Return all of the data exactly as written, without the pictures.

───── Exercise materials

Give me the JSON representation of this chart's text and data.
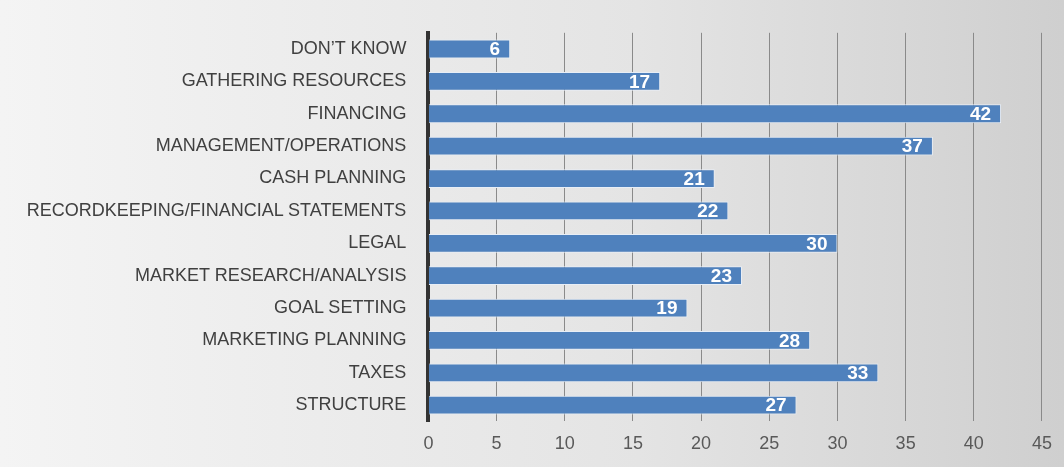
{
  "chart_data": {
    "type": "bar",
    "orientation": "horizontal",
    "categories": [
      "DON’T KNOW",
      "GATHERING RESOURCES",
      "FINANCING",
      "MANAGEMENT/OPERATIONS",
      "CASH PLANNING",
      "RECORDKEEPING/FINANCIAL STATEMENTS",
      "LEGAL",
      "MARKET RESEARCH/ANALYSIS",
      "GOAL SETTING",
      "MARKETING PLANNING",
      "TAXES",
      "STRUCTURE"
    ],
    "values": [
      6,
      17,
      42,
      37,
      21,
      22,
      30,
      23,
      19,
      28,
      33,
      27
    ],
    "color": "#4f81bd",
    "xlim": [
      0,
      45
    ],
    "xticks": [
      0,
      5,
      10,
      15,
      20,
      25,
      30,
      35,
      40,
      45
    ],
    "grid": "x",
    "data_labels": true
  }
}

──────────

• _Expected answer_:
Give me the JSON representation of this chart's text and data.
{
  "chart_data": {
    "type": "bar",
    "orientation": "horizontal",
    "categories": [
      "DON’T KNOW",
      "GATHERING RESOURCES",
      "FINANCING",
      "MANAGEMENT/OPERATIONS",
      "CASH PLANNING",
      "RECORDKEEPING/FINANCIAL STATEMENTS",
      "LEGAL",
      "MARKET RESEARCH/ANALYSIS",
      "GOAL SETTING",
      "MARKETING PLANNING",
      "TAXES",
      "STRUCTURE"
    ],
    "values": [
      6,
      17,
      42,
      37,
      21,
      22,
      30,
      23,
      19,
      28,
      33,
      27
    ],
    "color": "#4f81bd",
    "xlim": [
      0,
      45
    ],
    "xticks": [
      0,
      5,
      10,
      15,
      20,
      25,
      30,
      35,
      40,
      45
    ],
    "grid": "x",
    "data_labels": true
  }
}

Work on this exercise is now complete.